### EXERCISE INSTRUCTIONS
How many lines in the rows below contain the string "Spot"? Reply with the number alone.

───── ROWS

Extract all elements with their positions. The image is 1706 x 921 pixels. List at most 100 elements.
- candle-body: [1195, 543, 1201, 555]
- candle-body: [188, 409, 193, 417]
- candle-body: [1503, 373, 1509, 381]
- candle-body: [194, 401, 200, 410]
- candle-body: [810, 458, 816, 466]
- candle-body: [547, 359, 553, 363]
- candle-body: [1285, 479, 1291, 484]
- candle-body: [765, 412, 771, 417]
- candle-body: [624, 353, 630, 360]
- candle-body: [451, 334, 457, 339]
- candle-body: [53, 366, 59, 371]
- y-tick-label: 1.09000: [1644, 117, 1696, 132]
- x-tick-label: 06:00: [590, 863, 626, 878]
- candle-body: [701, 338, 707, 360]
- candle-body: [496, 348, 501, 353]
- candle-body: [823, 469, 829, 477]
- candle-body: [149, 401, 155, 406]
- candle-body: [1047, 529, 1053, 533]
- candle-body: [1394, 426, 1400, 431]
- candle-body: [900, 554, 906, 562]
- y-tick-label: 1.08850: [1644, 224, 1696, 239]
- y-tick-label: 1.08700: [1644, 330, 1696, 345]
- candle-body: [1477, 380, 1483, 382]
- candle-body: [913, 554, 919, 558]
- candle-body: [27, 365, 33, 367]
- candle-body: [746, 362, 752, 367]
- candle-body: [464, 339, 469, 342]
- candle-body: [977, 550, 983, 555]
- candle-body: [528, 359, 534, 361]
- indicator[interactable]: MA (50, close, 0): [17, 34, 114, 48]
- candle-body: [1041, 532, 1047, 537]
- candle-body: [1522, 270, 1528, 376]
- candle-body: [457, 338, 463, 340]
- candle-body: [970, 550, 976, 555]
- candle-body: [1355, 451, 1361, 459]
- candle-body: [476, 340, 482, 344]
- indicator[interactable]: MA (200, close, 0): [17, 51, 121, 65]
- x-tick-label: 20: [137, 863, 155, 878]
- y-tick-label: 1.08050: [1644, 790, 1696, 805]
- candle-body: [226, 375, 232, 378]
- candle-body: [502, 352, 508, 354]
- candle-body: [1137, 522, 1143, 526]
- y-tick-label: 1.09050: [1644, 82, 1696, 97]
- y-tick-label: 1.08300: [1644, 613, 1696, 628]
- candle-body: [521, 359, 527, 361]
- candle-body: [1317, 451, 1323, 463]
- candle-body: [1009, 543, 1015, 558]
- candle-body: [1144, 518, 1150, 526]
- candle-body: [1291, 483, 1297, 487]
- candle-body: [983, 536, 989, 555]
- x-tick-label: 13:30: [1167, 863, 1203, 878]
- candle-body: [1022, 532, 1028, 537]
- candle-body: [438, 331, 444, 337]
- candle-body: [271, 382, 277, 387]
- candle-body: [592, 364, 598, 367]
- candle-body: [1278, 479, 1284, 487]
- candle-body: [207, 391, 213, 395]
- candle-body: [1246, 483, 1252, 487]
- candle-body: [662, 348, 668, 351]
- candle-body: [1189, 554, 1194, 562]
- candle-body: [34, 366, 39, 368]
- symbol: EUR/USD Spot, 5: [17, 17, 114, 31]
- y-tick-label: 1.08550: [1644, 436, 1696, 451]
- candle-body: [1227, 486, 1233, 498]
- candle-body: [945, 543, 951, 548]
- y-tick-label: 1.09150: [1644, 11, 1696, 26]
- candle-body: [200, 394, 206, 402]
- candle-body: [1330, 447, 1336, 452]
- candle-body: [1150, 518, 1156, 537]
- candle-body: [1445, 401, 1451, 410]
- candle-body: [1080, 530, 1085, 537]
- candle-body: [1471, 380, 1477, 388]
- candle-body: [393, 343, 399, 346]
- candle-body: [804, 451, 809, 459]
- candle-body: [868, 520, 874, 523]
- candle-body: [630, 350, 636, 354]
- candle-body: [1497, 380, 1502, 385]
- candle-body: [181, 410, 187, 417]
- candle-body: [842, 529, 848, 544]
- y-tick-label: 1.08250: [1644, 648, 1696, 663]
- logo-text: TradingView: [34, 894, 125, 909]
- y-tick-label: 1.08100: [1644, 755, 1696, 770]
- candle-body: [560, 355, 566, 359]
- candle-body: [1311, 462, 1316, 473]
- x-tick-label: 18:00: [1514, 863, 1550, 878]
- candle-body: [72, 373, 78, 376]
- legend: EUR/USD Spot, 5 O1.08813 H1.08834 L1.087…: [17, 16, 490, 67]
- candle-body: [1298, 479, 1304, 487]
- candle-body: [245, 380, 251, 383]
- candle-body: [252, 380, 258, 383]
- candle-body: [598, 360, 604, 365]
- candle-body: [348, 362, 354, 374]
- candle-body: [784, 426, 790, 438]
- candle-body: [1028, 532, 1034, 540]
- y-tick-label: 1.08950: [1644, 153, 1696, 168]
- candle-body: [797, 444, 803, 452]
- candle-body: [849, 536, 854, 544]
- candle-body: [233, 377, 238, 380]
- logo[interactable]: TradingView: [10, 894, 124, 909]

──────────

### RESULT OF THIS TASK
2